──────── EXERCISE MATERIALS
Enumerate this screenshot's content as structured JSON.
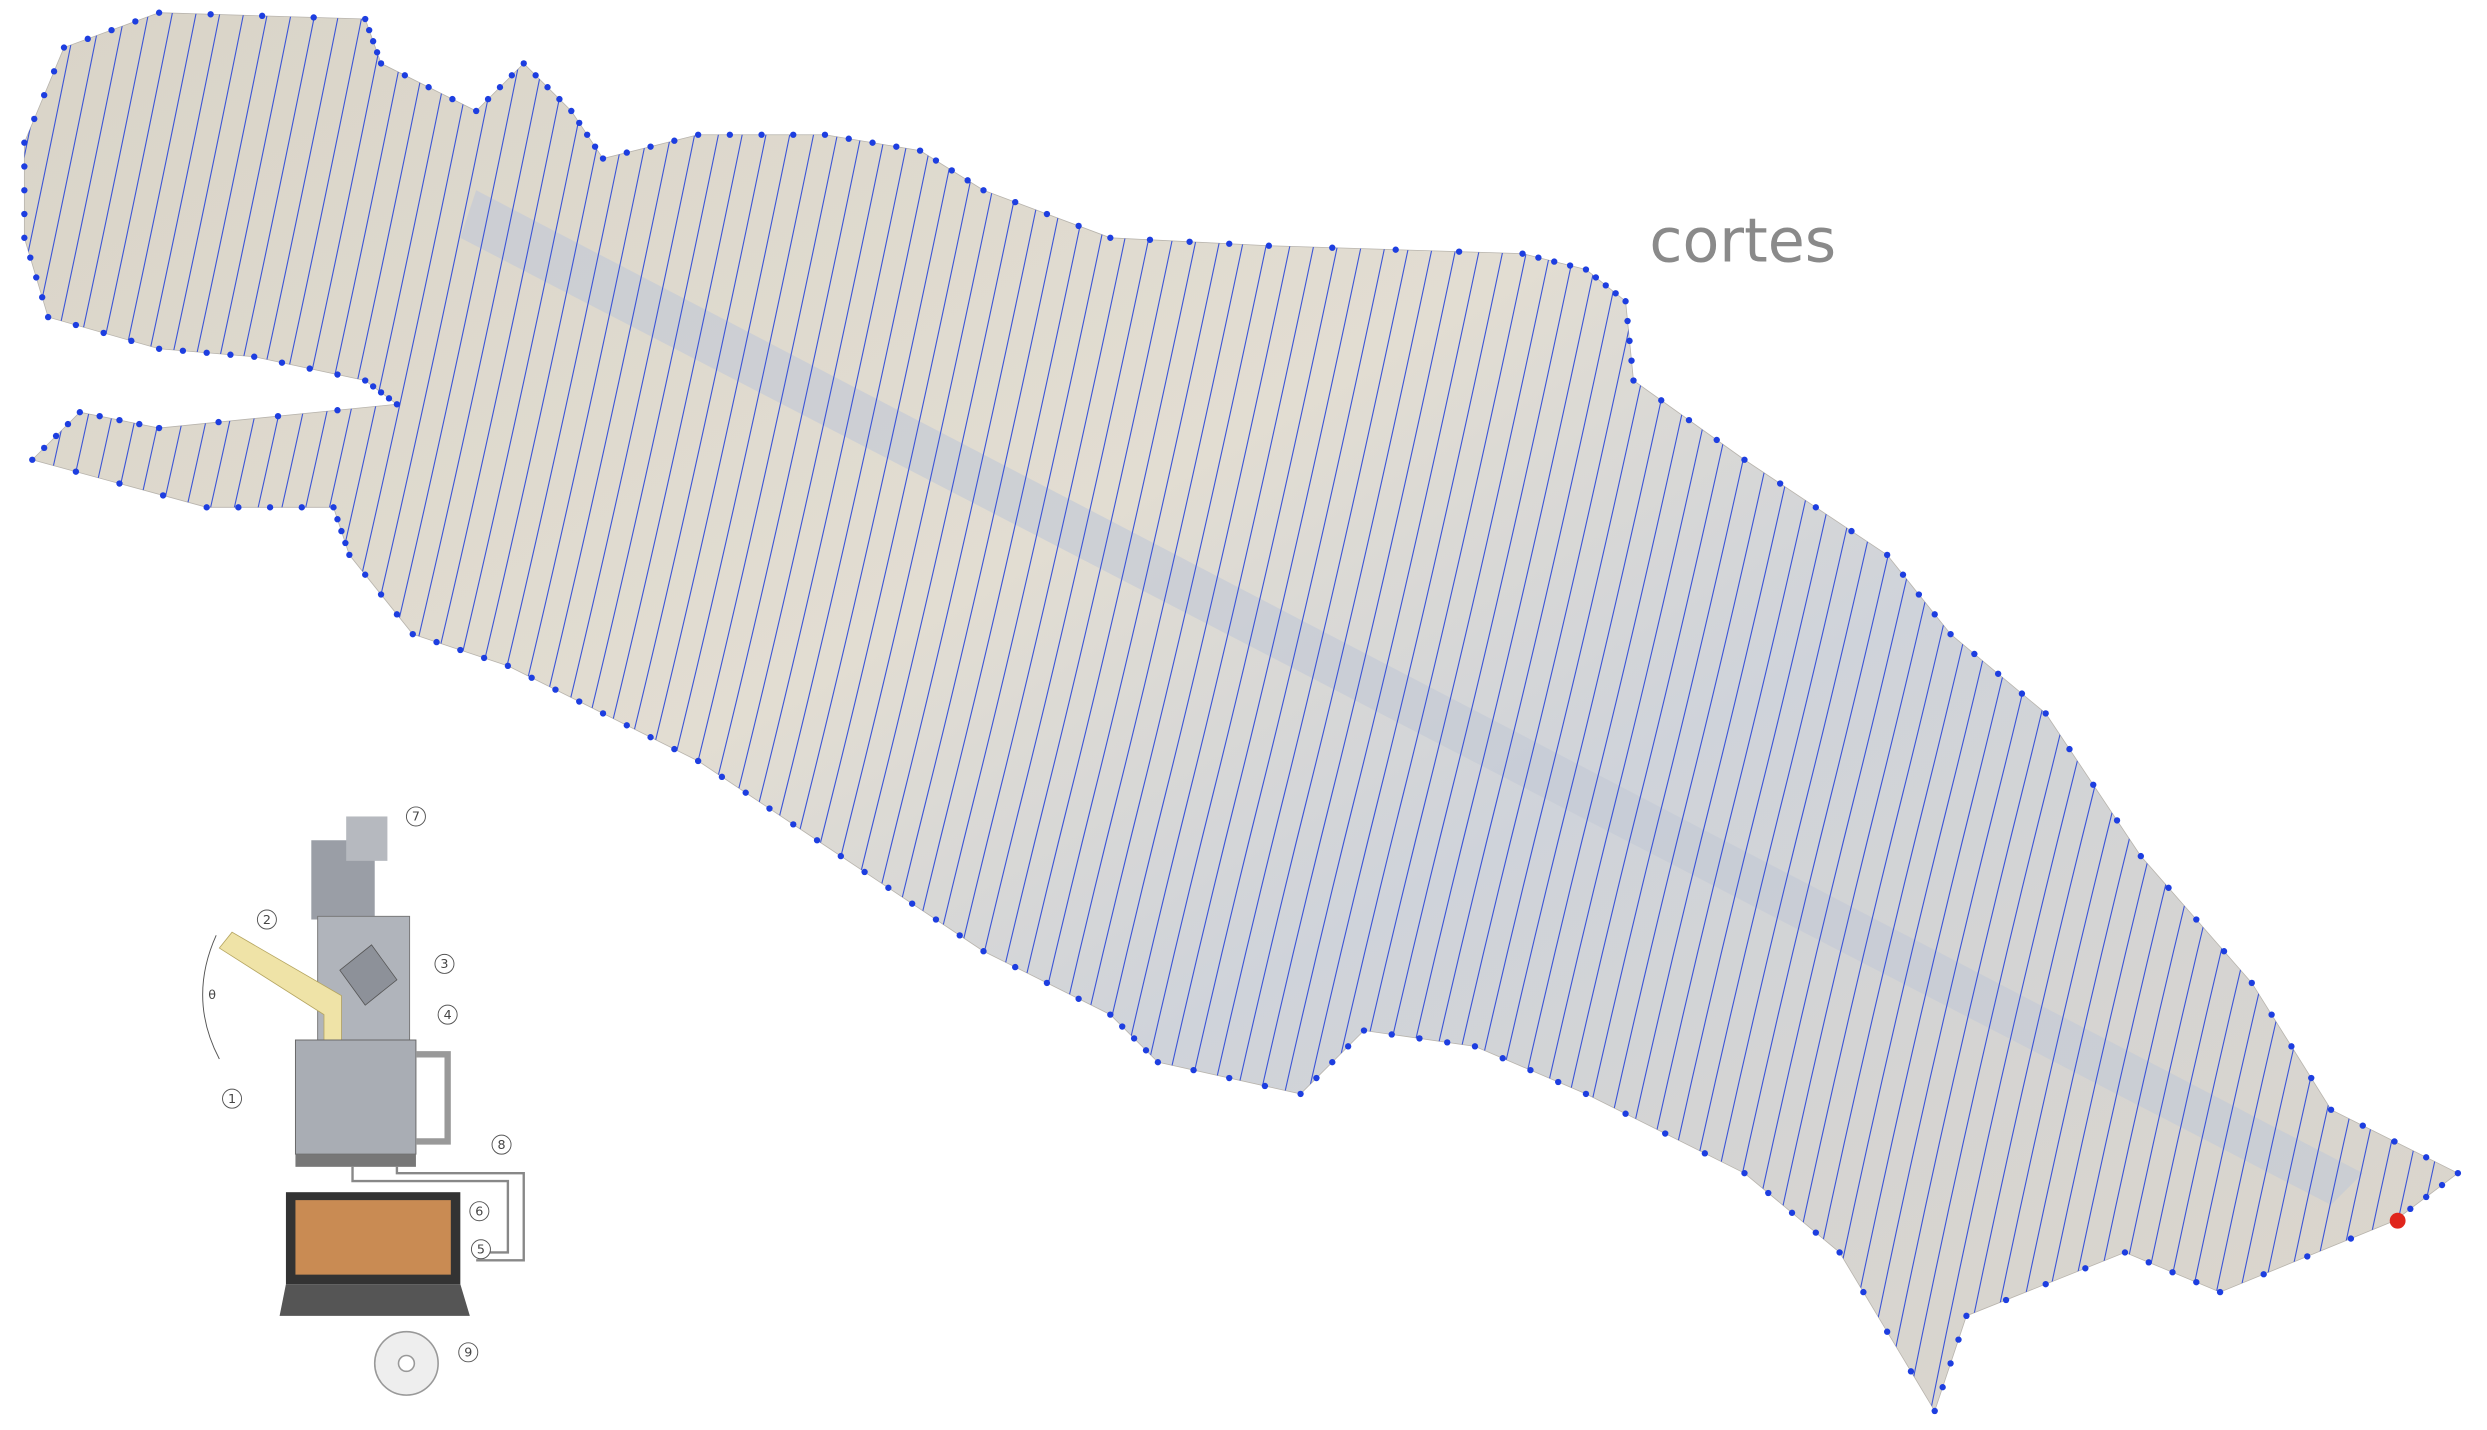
{
  "title": "cortes",
  "diagram": {
    "angle_label": "θ",
    "callouts": [
      "1",
      "2",
      "3",
      "4",
      "5",
      "6",
      "7",
      "8",
      "9"
    ]
  }
}
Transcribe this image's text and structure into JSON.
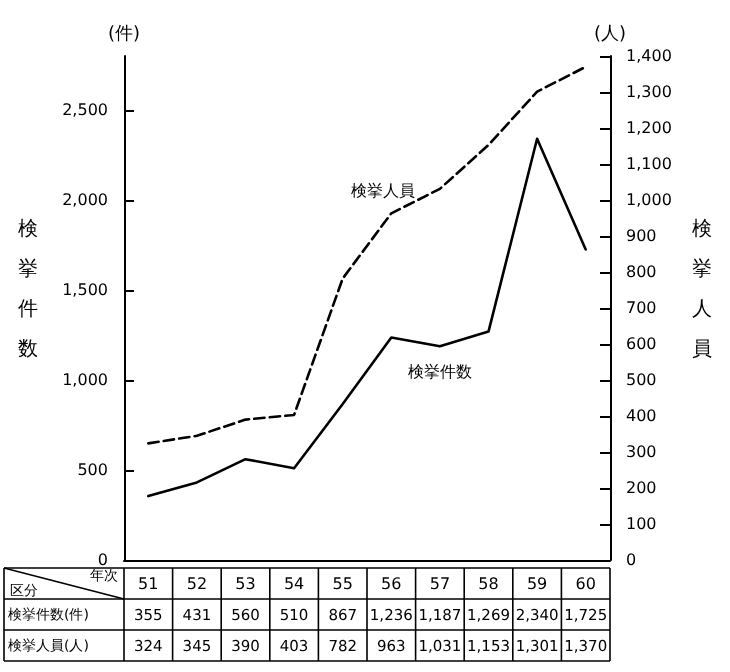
{
  "chart_data": {
    "type": "line",
    "categories": [
      "51",
      "52",
      "53",
      "54",
      "55",
      "56",
      "57",
      "58",
      "59",
      "60"
    ],
    "xlabel": "年次",
    "ylabel": "(件)",
    "y2label": "(人)",
    "ylim": [
      0,
      2800
    ],
    "yticks": [
      0,
      500,
      {
        "value": 1000,
        "label": "1,000"
      },
      {
        "value": 1500,
        "label": "1,500"
      },
      {
        "value": 2000,
        "label": "2,000"
      },
      {
        "value": 2500,
        "label": "2,500"
      }
    ],
    "y2lim": [
      0,
      1400
    ],
    "y2ticks": [
      0,
      100,
      200,
      300,
      400,
      500,
      600,
      700,
      800,
      900,
      {
        "value": 1000,
        "label": "1,000"
      },
      {
        "value": 1100,
        "label": "1,100"
      },
      {
        "value": 1200,
        "label": "1,200"
      },
      {
        "value": 1300,
        "label": "1,300"
      },
      {
        "value": 1400,
        "label": "1,400"
      }
    ],
    "series": [
      {
        "name": "検挙件数",
        "color": "#000000",
        "line_style": "solid",
        "values": [
          355,
          431,
          560,
          510,
          867,
          1236,
          1187,
          1269,
          2340,
          1725
        ],
        "value_labels": [
          "355",
          "431",
          "560",
          "510",
          "867",
          "1,236",
          "1,187",
          "1,269",
          "2,340",
          "1,725"
        ]
      },
      {
        "name": "検挙人員",
        "color": "#000000",
        "line_style": "dashed",
        "axis": "y2",
        "values": [
          324,
          345,
          390,
          403,
          782,
          963,
          1031,
          1153,
          1301,
          1370
        ],
        "value_labels": [
          "324",
          "345",
          "390",
          "403",
          "782",
          "963",
          "1,031",
          "1,153",
          "1,301",
          "1,370"
        ]
      }
    ],
    "annotations": [
      "検挙件数",
      "検挙人員",
      "区分",
      "検挙件数(件)",
      "検挙人員(人)"
    ],
    "marker": "none",
    "grid": false,
    "legend": false
  }
}
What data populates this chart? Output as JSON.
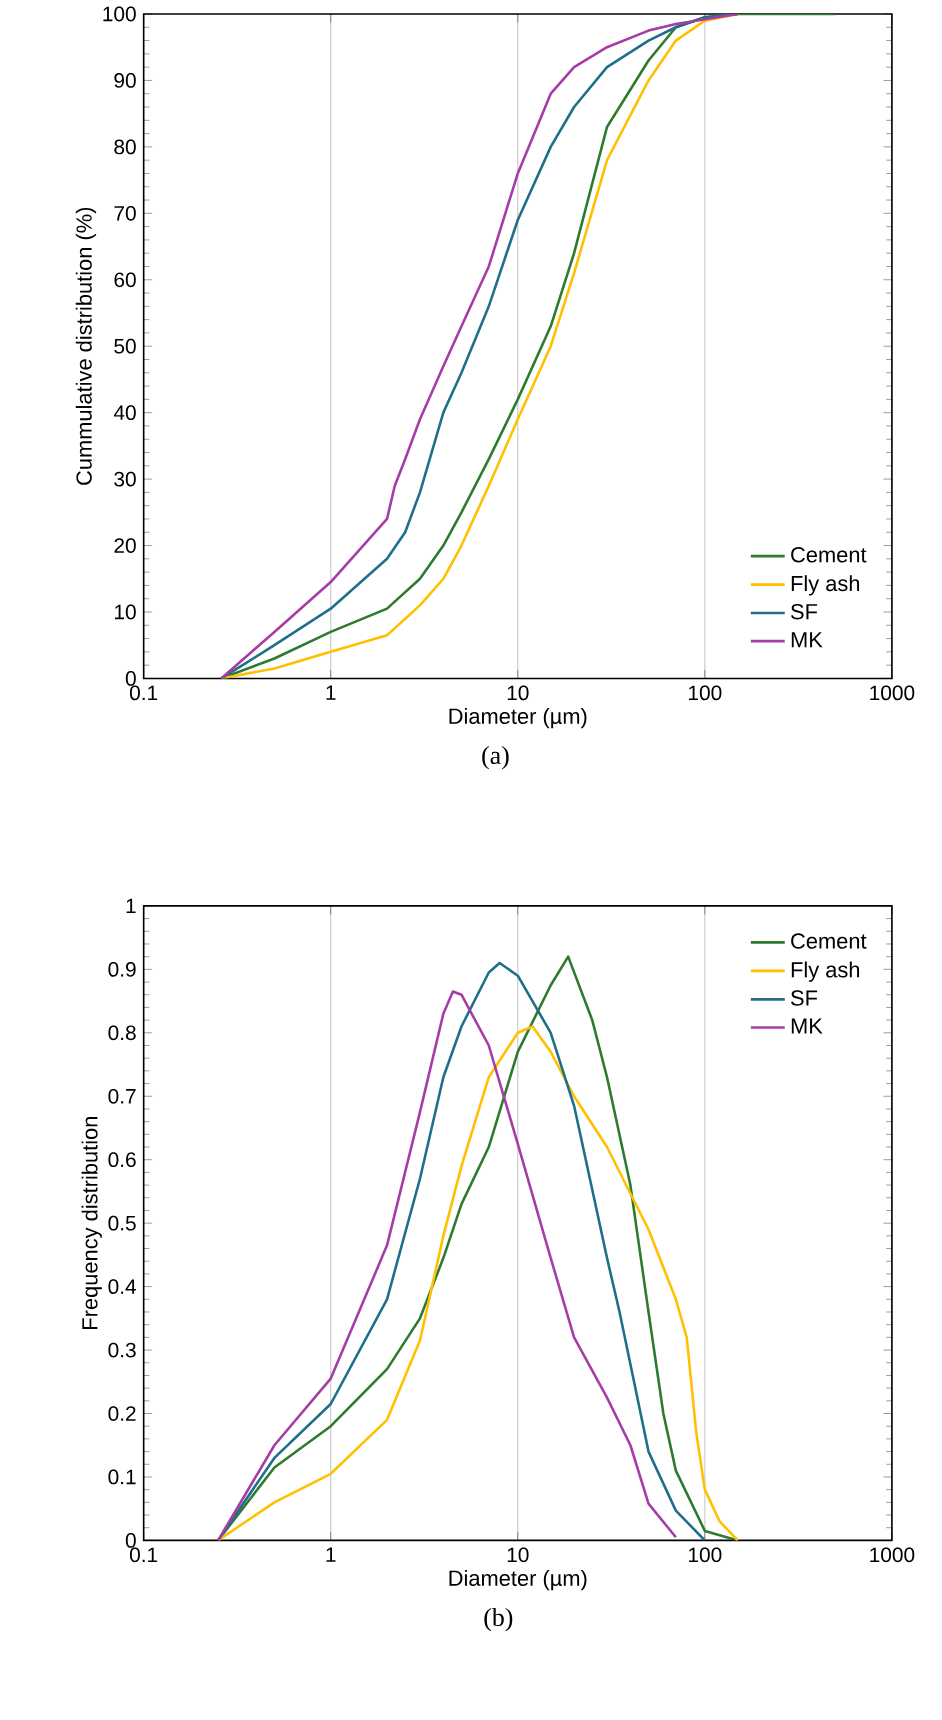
{
  "chart_data": [
    {
      "type": "line",
      "xlabel": "Diameter (µm)",
      "ylabel": "Cummulative distribution (%)",
      "annotations": [
        "(a)"
      ],
      "log": "x",
      "grid": "x",
      "legend": "bottom right",
      "marker": "none",
      "line_style": "solid",
      "xlim": [
        0.1,
        1000
      ],
      "xticks": [
        0.1,
        1,
        10,
        100,
        1000
      ],
      "ylim": [
        0,
        100
      ],
      "yticks": [
        0,
        10,
        20,
        30,
        40,
        50,
        60,
        70,
        80,
        90,
        100
      ],
      "series": [
        {
          "name": "Cement",
          "color": "#2e7a2e",
          "x": [
            0.26,
            0.5,
            1,
            2,
            3,
            4,
            5,
            7,
            10,
            15,
            20,
            30,
            50,
            70,
            100,
            150,
            500
          ],
          "values": [
            0,
            3,
            7,
            10.5,
            15,
            20,
            25,
            33,
            42,
            53,
            64,
            83,
            93,
            98,
            99.5,
            100,
            100
          ]
        },
        {
          "name": "Fly ash",
          "color": "#ffc000",
          "x": [
            0.26,
            0.5,
            1,
            2,
            3,
            4,
            5,
            7,
            10,
            15,
            20,
            30,
            50,
            70,
            100,
            150
          ],
          "values": [
            0,
            1.5,
            4,
            6.5,
            11,
            15,
            20,
            29,
            39,
            50,
            61,
            78,
            90,
            96,
            99,
            100
          ]
        },
        {
          "name": "SF",
          "color": "#1f6f8b",
          "x": [
            0.26,
            0.5,
            1,
            2,
            2.5,
            3,
            4,
            5,
            7,
            10,
            15,
            20,
            30,
            50,
            70,
            100,
            150
          ],
          "values": [
            0,
            5,
            10.5,
            18,
            22,
            28,
            40,
            46,
            56,
            69,
            80,
            86,
            92,
            96,
            98,
            99.5,
            100
          ]
        },
        {
          "name": "MK",
          "color": "#a63ca6",
          "x": [
            0.26,
            0.5,
            1,
            2,
            2.2,
            2.5,
            3,
            4,
            5,
            7,
            10,
            15,
            20,
            30,
            50,
            70,
            150
          ],
          "values": [
            0,
            7,
            14.5,
            24,
            29,
            33,
            39,
            47,
            53,
            62,
            76,
            88,
            92,
            95,
            97.5,
            98.5,
            100
          ]
        }
      ]
    },
    {
      "type": "line",
      "xlabel": "Diameter (µm)",
      "ylabel": "Frequency distribution",
      "annotations": [
        "(b)"
      ],
      "log": "x",
      "grid": "x",
      "legend": "top right",
      "marker": "none",
      "line_style": "solid",
      "xlim": [
        0.1,
        1000
      ],
      "xticks": [
        0.1,
        1,
        10,
        100,
        1000
      ],
      "ylim": [
        0,
        1
      ],
      "yticks": [
        0,
        0.1,
        0.2,
        0.3,
        0.4,
        0.5,
        0.6,
        0.7,
        0.8,
        0.9,
        1
      ],
      "series": [
        {
          "name": "Cement",
          "color": "#2e7a2e",
          "x": [
            0.25,
            0.5,
            1,
            2,
            3,
            4,
            5,
            7,
            10,
            15,
            18.6,
            25,
            30,
            40,
            50,
            60,
            70,
            100,
            150
          ],
          "values": [
            0,
            0.115,
            0.18,
            0.27,
            0.35,
            0.445,
            0.53,
            0.62,
            0.77,
            0.875,
            0.92,
            0.82,
            0.73,
            0.56,
            0.36,
            0.2,
            0.11,
            0.015,
            0
          ]
        },
        {
          "name": "Fly ash",
          "color": "#ffc000",
          "x": [
            0.25,
            0.5,
            1,
            2,
            3,
            4,
            5,
            7,
            10,
            12,
            15,
            20,
            30,
            50,
            70,
            80,
            90,
            100,
            120,
            150
          ],
          "values": [
            0,
            0.06,
            0.105,
            0.19,
            0.315,
            0.48,
            0.59,
            0.73,
            0.8,
            0.81,
            0.77,
            0.7,
            0.62,
            0.49,
            0.38,
            0.32,
            0.17,
            0.08,
            0.03,
            0
          ]
        },
        {
          "name": "SF",
          "color": "#1f6f8b",
          "x": [
            0.25,
            0.5,
            1,
            2,
            3,
            4,
            5,
            7,
            8,
            10,
            15,
            20,
            30,
            35,
            50,
            70,
            100
          ],
          "values": [
            0,
            0.13,
            0.215,
            0.38,
            0.57,
            0.73,
            0.81,
            0.895,
            0.91,
            0.89,
            0.8,
            0.685,
            0.445,
            0.36,
            0.14,
            0.047,
            0
          ]
        },
        {
          "name": "MK",
          "color": "#a63ca6",
          "x": [
            0.25,
            0.5,
            1,
            2,
            3,
            4,
            4.5,
            5,
            7,
            10,
            15,
            20,
            30,
            40,
            50,
            70
          ],
          "values": [
            0,
            0.15,
            0.255,
            0.465,
            0.675,
            0.83,
            0.865,
            0.86,
            0.78,
            0.625,
            0.445,
            0.32,
            0.225,
            0.15,
            0.058,
            0.005
          ]
        }
      ]
    }
  ]
}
────────────────
> **TASK**: From the entries above, copy every line where the word "JSON" shows up.

> **SOLUTION TO THIS EXERCISE**:
Enumerate this screenshot's content as structured JSON.
Transcribe this image's text and structure into JSON.
What data populates this chart? Output as JSON.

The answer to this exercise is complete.